**** Rows ****

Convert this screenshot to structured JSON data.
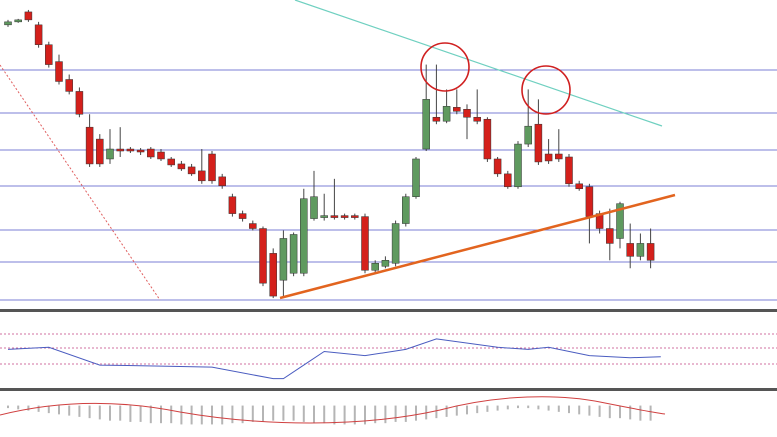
{
  "chart_data": [
    {
      "type": "candlestick",
      "categories": [
        null,
        null,
        null,
        null,
        null,
        null,
        null,
        null,
        null,
        null,
        null,
        null,
        null,
        null,
        null,
        null,
        null,
        null,
        null,
        null,
        null,
        null,
        null,
        null,
        null,
        null,
        null,
        null,
        null,
        null,
        null,
        null,
        null,
        null,
        null,
        null,
        null,
        null,
        null,
        null,
        null,
        null,
        null,
        null,
        null,
        null,
        null,
        null,
        null,
        null,
        null,
        null,
        null,
        null,
        null,
        null,
        null,
        null,
        null,
        null,
        null,
        null,
        null,
        null
      ],
      "open": [
        285,
        288,
        298,
        285,
        265,
        248,
        230,
        218,
        182,
        170,
        150,
        160,
        160,
        159,
        160,
        157,
        150,
        145,
        142,
        138,
        155,
        132,
        112,
        95,
        85,
        80,
        55,
        28,
        35,
        35,
        90,
        91,
        93,
        93,
        93,
        92,
        38,
        42,
        45,
        85,
        112,
        160,
        192,
        188,
        202,
        200,
        192,
        190,
        150,
        135,
        122,
        165,
        185,
        155,
        155,
        152,
        125,
        122,
        95,
        80,
        70,
        65,
        52,
        65
      ],
      "high": [
        290,
        291,
        300,
        288,
        268,
        255,
        235,
        222,
        195,
        175,
        180,
        182,
        162,
        161,
        162,
        160,
        152,
        148,
        145,
        160,
        158,
        135,
        115,
        98,
        88,
        82,
        60,
        78,
        76,
        120,
        138,
        115,
        130,
        95,
        95,
        95,
        48,
        52,
        88,
        115,
        152,
        245,
        245,
        220,
        220,
        205,
        220,
        192,
        152,
        138,
        168,
        220,
        210,
        170,
        180,
        155,
        128,
        125,
        98,
        100,
        107,
        85,
        75,
        80
      ],
      "low": [
        283,
        287,
        288,
        262,
        242,
        225,
        215,
        192,
        142,
        142,
        145,
        152,
        156,
        154,
        150,
        148,
        142,
        138,
        133,
        125,
        125,
        120,
        92,
        87,
        78,
        22,
        10,
        12,
        32,
        32,
        88,
        88,
        89,
        89,
        89,
        35,
        35,
        40,
        42,
        82,
        110,
        158,
        185,
        186,
        195,
        170,
        185,
        147,
        132,
        120,
        120,
        162,
        144,
        145,
        147,
        122,
        118,
        65,
        75,
        48,
        60,
        40,
        48,
        40
      ],
      "close": [
        288,
        290,
        290,
        265,
        245,
        228,
        218,
        195,
        145,
        145,
        160,
        158,
        158,
        157,
        152,
        150,
        144,
        140,
        135,
        128,
        128,
        123,
        95,
        90,
        80,
        25,
        12,
        70,
        74,
        110,
        112,
        93,
        91,
        91,
        91,
        38,
        45,
        48,
        85,
        112,
        150,
        210,
        188,
        203,
        198,
        192,
        188,
        150,
        135,
        122,
        165,
        183,
        147,
        148,
        150,
        125,
        120,
        92,
        80,
        65,
        105,
        52,
        65,
        48
      ],
      "up_color": "#5f9a5f",
      "down_color": "#d4201b",
      "ylim": [
        0,
        310
      ]
    },
    {
      "type": "line",
      "x": [
        0,
        4,
        9,
        15,
        20,
        26,
        27,
        29,
        31,
        35,
        39,
        42,
        48,
        51,
        53,
        57,
        61,
        64
      ],
      "values": [
        35,
        37,
        20,
        19,
        18,
        7,
        7,
        20,
        33,
        29,
        35,
        45,
        37,
        35,
        37,
        29,
        27,
        28
      ],
      "color": "#4a5cc0",
      "xlim": [
        0,
        65
      ],
      "ylim": [
        0,
        65
      ]
    },
    {
      "type": "bar",
      "values": [
        -2,
        -3,
        -4,
        -5,
        -6,
        -7,
        -8,
        -9,
        -10,
        -11,
        -12,
        -12,
        -13,
        -13,
        -14,
        -14,
        -14,
        -15,
        -15,
        -15,
        -15,
        -15,
        -14,
        -14,
        -13,
        -13,
        -12,
        -12,
        -12,
        -13,
        -14,
        -14,
        -15,
        -15,
        -15,
        -15,
        -14,
        -14,
        -13,
        -13,
        -12,
        -11,
        -10,
        -9,
        -8,
        -7,
        -6,
        -5,
        -4,
        -3,
        -2,
        -2,
        -3,
        -4,
        -5,
        -6,
        -7,
        -8,
        -9,
        -10,
        -10,
        -11,
        -12,
        -12
      ],
      "color": "#b5b5b5",
      "ylim": [
        -25,
        10
      ]
    }
  ]
}
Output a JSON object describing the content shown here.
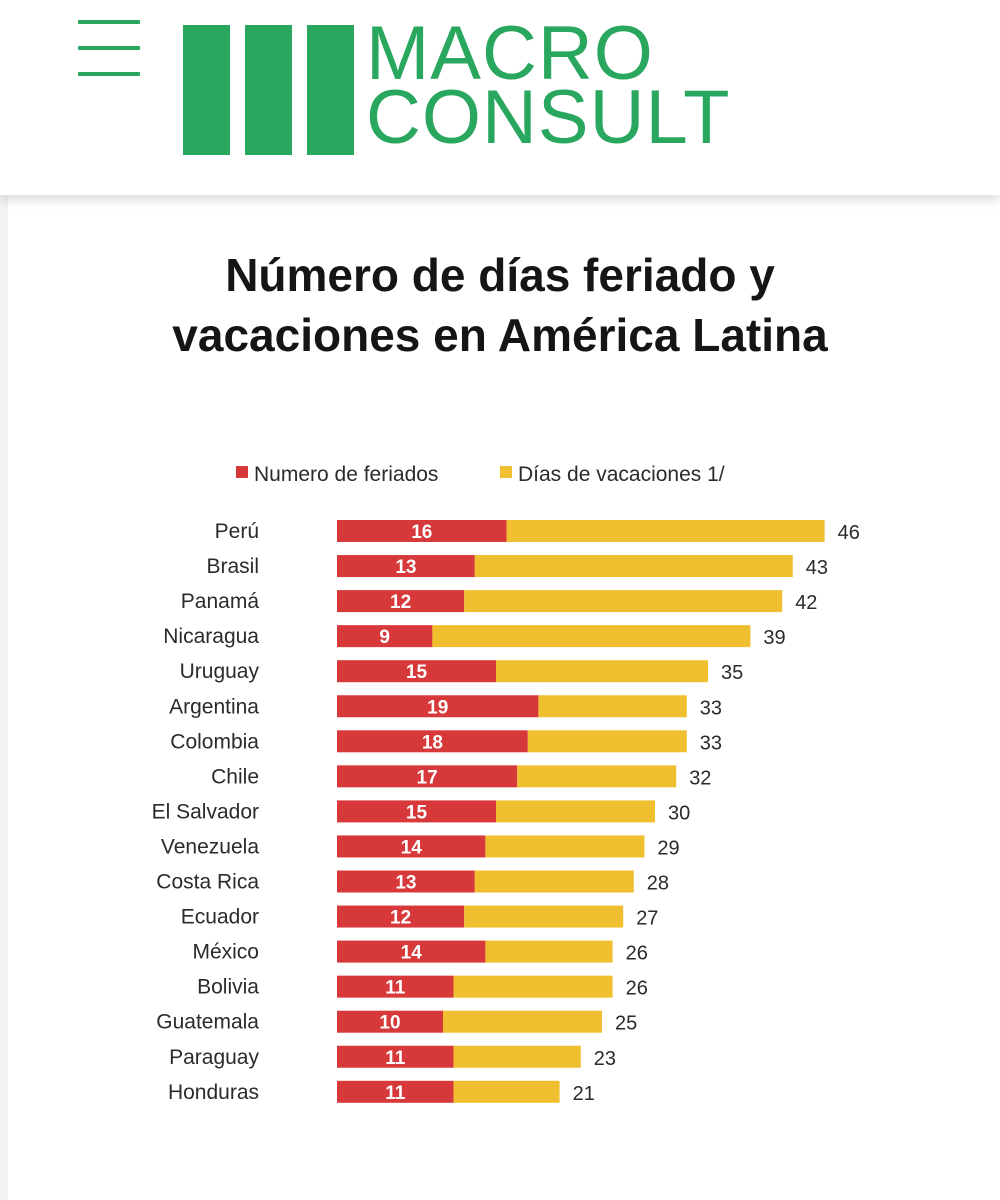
{
  "header": {
    "menu_icon": "hamburger-menu-icon",
    "logo_line1": "MACRO",
    "logo_line2": "CONSULT",
    "brand_color": "#2aa75f"
  },
  "chart_data": {
    "type": "bar",
    "orientation": "horizontal",
    "stacked": true,
    "title_line1": "Número de días feriado y",
    "title_line2": "vacaciones en América Latina",
    "legend_position": "top",
    "grid": false,
    "categories": [
      "Perú",
      "Brasil",
      "Panamá",
      "Nicaragua",
      "Uruguay",
      "Argentina",
      "Colombia",
      "Chile",
      "El Salvador",
      "Venezuela",
      "Costa Rica",
      "Ecuador",
      "México",
      "Bolivia",
      "Guatemala",
      "Paraguay",
      "Honduras"
    ],
    "series": [
      {
        "name": "Numero de feriados",
        "color": "#d7393a",
        "values": [
          16,
          13,
          12,
          9,
          15,
          19,
          18,
          17,
          15,
          14,
          13,
          12,
          14,
          11,
          10,
          11,
          11
        ]
      },
      {
        "name": "Días de vacaciones 1/",
        "color": "#f0bf30",
        "values": [
          30,
          30,
          30,
          30,
          20,
          14,
          15,
          15,
          15,
          15,
          15,
          15,
          12,
          15,
          15,
          12,
          10
        ]
      }
    ],
    "totals": [
      46,
      43,
      42,
      39,
      35,
      33,
      33,
      32,
      30,
      29,
      28,
      27,
      26,
      26,
      25,
      23,
      21
    ]
  }
}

****

→ **Exercise task**
Extract, exactly as written, the span of lines from the one holding "Output a JSON" through the last line, inclusive. Skip any picture.

→ **Response below**
Output a JSON object describing the content shown here.
{
  "header": {
    "menu_icon": "hamburger-menu-icon",
    "logo_line1": "MACRO",
    "logo_line2": "CONSULT",
    "brand_color": "#2aa75f"
  },
  "chart_data": {
    "type": "bar",
    "orientation": "horizontal",
    "stacked": true,
    "title_line1": "Número de días feriado y",
    "title_line2": "vacaciones en América Latina",
    "legend_position": "top",
    "grid": false,
    "categories": [
      "Perú",
      "Brasil",
      "Panamá",
      "Nicaragua",
      "Uruguay",
      "Argentina",
      "Colombia",
      "Chile",
      "El Salvador",
      "Venezuela",
      "Costa Rica",
      "Ecuador",
      "México",
      "Bolivia",
      "Guatemala",
      "Paraguay",
      "Honduras"
    ],
    "series": [
      {
        "name": "Numero de feriados",
        "color": "#d7393a",
        "values": [
          16,
          13,
          12,
          9,
          15,
          19,
          18,
          17,
          15,
          14,
          13,
          12,
          14,
          11,
          10,
          11,
          11
        ]
      },
      {
        "name": "Días de vacaciones 1/",
        "color": "#f0bf30",
        "values": [
          30,
          30,
          30,
          30,
          20,
          14,
          15,
          15,
          15,
          15,
          15,
          15,
          12,
          15,
          15,
          12,
          10
        ]
      }
    ],
    "totals": [
      46,
      43,
      42,
      39,
      35,
      33,
      33,
      32,
      30,
      29,
      28,
      27,
      26,
      26,
      25,
      23,
      21
    ]
  }
}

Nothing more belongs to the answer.